··· Task data ···

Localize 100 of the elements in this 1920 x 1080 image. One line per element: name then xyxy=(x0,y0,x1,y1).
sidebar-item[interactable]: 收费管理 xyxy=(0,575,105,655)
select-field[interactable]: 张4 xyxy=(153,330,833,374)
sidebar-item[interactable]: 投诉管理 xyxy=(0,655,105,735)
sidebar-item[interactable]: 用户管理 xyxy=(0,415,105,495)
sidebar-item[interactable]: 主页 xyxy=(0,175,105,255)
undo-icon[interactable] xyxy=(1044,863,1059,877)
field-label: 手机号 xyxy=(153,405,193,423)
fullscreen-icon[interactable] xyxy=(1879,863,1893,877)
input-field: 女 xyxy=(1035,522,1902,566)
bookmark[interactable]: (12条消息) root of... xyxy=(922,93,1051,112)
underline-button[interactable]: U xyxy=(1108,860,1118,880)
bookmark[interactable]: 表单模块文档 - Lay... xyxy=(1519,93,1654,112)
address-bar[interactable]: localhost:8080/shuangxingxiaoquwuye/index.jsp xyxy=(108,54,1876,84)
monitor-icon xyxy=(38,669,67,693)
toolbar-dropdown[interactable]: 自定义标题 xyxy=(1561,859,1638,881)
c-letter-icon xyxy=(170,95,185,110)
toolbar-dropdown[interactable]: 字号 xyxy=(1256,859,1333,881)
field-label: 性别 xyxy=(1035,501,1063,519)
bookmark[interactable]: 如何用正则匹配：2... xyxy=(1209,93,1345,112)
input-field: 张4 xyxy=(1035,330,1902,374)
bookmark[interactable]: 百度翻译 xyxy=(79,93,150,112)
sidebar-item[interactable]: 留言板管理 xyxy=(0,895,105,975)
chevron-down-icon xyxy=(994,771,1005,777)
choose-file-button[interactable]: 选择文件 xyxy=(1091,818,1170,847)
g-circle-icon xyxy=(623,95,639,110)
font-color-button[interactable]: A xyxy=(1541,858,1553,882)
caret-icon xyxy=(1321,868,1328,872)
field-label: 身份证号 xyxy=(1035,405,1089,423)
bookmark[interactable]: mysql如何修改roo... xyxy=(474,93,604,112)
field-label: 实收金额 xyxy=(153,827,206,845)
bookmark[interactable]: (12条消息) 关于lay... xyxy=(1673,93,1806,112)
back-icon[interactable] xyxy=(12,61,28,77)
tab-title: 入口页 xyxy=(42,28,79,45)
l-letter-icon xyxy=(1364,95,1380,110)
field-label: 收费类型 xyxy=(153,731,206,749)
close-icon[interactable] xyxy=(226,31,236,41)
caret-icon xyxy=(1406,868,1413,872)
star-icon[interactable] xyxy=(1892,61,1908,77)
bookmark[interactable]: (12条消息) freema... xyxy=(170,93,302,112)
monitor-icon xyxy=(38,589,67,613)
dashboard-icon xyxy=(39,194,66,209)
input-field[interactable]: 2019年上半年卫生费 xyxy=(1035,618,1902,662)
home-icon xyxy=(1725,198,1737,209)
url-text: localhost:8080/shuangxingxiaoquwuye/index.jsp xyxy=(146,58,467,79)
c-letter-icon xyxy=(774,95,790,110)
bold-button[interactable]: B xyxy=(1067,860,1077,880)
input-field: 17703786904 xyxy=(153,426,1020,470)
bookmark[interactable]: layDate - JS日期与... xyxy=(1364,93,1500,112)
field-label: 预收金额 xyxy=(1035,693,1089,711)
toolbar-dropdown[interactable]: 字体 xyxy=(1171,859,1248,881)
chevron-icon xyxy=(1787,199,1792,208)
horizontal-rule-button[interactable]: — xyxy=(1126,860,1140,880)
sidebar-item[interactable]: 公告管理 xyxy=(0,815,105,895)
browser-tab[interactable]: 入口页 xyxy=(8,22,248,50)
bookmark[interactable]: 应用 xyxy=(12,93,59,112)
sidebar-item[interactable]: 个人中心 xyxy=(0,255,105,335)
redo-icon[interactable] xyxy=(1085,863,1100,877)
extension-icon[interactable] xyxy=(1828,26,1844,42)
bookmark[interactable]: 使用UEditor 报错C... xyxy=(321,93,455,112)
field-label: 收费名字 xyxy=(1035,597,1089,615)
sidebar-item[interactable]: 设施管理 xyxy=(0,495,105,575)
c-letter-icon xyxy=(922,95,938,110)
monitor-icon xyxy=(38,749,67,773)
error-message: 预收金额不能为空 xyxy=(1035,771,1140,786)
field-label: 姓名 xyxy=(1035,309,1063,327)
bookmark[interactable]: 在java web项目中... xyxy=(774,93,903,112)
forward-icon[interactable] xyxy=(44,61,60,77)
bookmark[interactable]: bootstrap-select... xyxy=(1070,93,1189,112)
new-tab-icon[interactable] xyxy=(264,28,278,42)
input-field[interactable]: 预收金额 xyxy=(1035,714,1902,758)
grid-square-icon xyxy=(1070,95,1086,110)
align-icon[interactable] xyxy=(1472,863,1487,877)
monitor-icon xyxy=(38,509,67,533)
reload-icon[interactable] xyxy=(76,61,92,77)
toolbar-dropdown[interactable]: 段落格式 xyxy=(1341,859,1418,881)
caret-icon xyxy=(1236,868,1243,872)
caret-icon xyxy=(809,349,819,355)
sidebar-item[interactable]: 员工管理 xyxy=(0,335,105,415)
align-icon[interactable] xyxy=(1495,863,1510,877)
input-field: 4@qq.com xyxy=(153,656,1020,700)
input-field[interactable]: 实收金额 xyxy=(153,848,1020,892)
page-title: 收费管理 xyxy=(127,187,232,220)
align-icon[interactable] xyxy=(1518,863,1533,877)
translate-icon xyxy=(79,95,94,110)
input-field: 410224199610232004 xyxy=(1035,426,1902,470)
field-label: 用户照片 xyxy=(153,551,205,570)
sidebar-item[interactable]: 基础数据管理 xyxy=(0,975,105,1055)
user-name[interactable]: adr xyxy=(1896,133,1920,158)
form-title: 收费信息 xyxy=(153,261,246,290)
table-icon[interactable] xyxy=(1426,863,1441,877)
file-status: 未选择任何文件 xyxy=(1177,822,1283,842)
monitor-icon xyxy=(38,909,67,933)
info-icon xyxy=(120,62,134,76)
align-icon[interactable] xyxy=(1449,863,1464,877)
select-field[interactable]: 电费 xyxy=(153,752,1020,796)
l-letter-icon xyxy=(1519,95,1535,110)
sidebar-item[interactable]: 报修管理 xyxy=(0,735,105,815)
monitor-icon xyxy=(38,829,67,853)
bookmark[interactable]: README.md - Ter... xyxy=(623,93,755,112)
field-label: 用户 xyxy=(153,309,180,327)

···

### Directions for this task
How many lines in the data contain the string "index"? Reply with the number only.

### Response to this exercise
2